-- Brief --
Write out the full set of records below exactly.

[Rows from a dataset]
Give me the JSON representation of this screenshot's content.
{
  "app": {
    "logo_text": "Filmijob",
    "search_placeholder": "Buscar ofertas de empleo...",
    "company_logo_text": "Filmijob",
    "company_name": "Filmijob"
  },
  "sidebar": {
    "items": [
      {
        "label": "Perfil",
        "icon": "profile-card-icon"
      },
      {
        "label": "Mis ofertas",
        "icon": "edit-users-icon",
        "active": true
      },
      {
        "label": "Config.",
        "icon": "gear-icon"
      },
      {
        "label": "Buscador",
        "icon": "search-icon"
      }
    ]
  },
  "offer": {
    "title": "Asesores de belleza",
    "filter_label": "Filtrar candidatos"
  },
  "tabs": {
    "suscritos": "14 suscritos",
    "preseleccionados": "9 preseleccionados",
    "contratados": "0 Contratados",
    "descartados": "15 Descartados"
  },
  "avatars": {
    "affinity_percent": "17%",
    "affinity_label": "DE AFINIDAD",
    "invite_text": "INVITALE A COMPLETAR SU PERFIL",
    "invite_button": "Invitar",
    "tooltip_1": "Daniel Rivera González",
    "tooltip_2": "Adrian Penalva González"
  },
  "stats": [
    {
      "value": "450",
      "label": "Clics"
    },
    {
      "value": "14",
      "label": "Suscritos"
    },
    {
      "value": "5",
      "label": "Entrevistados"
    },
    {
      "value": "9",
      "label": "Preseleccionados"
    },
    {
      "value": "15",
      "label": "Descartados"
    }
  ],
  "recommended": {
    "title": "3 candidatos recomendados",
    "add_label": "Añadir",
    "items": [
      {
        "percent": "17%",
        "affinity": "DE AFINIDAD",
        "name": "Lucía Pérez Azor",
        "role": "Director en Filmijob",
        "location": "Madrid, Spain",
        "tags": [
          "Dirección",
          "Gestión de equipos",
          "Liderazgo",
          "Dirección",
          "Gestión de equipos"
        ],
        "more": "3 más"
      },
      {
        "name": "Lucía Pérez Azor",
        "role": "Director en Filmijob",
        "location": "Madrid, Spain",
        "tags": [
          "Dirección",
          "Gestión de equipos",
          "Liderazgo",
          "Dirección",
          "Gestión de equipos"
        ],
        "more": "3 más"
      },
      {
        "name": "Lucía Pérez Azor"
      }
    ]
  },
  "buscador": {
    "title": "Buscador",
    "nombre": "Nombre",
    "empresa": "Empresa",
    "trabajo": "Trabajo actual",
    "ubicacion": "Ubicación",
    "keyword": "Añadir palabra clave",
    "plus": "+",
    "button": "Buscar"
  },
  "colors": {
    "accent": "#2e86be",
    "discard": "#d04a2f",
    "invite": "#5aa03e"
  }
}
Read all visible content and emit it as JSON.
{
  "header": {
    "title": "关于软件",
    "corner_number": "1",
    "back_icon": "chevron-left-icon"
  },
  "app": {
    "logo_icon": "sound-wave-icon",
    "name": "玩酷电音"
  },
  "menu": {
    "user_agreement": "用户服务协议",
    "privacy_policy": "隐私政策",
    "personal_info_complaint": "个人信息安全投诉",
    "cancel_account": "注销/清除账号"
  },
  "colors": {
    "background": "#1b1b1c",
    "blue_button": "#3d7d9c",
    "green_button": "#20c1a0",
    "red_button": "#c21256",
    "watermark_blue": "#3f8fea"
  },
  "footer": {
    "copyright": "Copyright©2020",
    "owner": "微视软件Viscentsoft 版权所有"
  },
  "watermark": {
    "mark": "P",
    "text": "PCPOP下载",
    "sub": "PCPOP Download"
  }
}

-- Exercise response --
Give me the JSON representation of this screenshot's content.
{
  "app": {
    "logo_text": "Filmijob",
    "search_placeholder": "Buscar ofertas de empleo...",
    "company_logo_text": "Filmijob",
    "company_name": "Filmijob"
  },
  "sidebar": {
    "items": [
      {
        "label": "Perfil",
        "icon": "profile-card-icon"
      },
      {
        "label": "Mis ofertas",
        "icon": "edit-users-icon",
        "active": true
      },
      {
        "label": "Config.",
        "icon": "gear-icon"
      },
      {
        "label": "Buscador",
        "icon": "search-icon"
      }
    ]
  },
  "offer": {
    "title": "Asesores de belleza",
    "filter_label": "Filtrar candidatos"
  },
  "tabs": {
    "suscritos": "14 suscritos",
    "preseleccionados": "9 preseleccionados",
    "contratados": "0 Contratados",
    "descartados": "15 Descartados"
  },
  "avatars": {
    "affinity_percent": "17%",
    "affinity_label": "DE AFINIDAD",
    "invite_text": "INVITALE A COMPLETAR SU PERFIL",
    "invite_button": "Invitar",
    "tooltip_1": "Daniel Rivera González",
    "tooltip_2": "Adrian Penalva González"
  },
  "stats": [
    {
      "value": "450",
      "label": "Clics"
    },
    {
      "value": "14",
      "label": "Suscritos"
    },
    {
      "value": "5",
      "label": "Entrevistados"
    },
    {
      "value": "9",
      "label": "Preseleccionados"
    },
    {
      "value": "15",
      "label": "Descartados"
    }
  ],
  "recommended": {
    "title": "3 candidatos recomendados",
    "add_label": "Añadir",
    "items": [
      {
        "percent": "17%",
        "affinity": "DE AFINIDAD",
        "name": "Lucía Pérez Azor",
        "role": "Director en Filmijob",
        "location": "Madrid, Spain",
        "tags": [
          "Dirección",
          "Gestión de equipos",
          "Liderazgo",
          "Dirección",
          "Gestión de equipos"
        ],
        "more": "3 más"
      },
      {
        "name": "Lucía Pérez Azor",
        "role": "Director en Filmijob",
        "location": "Madrid, Spain",
        "tags": [
          "Dirección",
          "Gestión de equipos",
          "Liderazgo",
          "Dirección",
          "Gestión de equipos"
        ],
        "more": "3 más"
      },
      {
        "name": "Lucía Pérez Azor"
      }
    ]
  },
  "buscador": {
    "title": "Buscador",
    "nombre": "Nombre",
    "empresa": "Empresa",
    "trabajo": "Trabajo actual",
    "ubicacion": "Ubicación",
    "keyword": "Añadir palabra clave",
    "plus": "+",
    "button": "Buscar"
  },
  "colors": {
    "accent": "#2e86be",
    "discard": "#d04a2f",
    "invite": "#5aa03e"
  }
}
Read all visible content and emit it as JSON.
{
  "header": {
    "title": "关于软件",
    "corner_number": "1",
    "back_icon": "chevron-left-icon"
  },
  "app": {
    "logo_icon": "sound-wave-icon",
    "name": "玩酷电音"
  },
  "menu": {
    "user_agreement": "用户服务协议",
    "privacy_policy": "隐私政策",
    "personal_info_complaint": "个人信息安全投诉",
    "cancel_account": "注销/清除账号"
  },
  "colors": {
    "background": "#1b1b1c",
    "blue_button": "#3d7d9c",
    "green_button": "#20c1a0",
    "red_button": "#c21256",
    "watermark_blue": "#3f8fea"
  },
  "footer": {
    "copyright": "Copyright©2020",
    "owner": "微视软件Viscentsoft 版权所有"
  },
  "watermark": {
    "mark": "P",
    "text": "PCPOP下载",
    "sub": "PCPOP Download"
  }
}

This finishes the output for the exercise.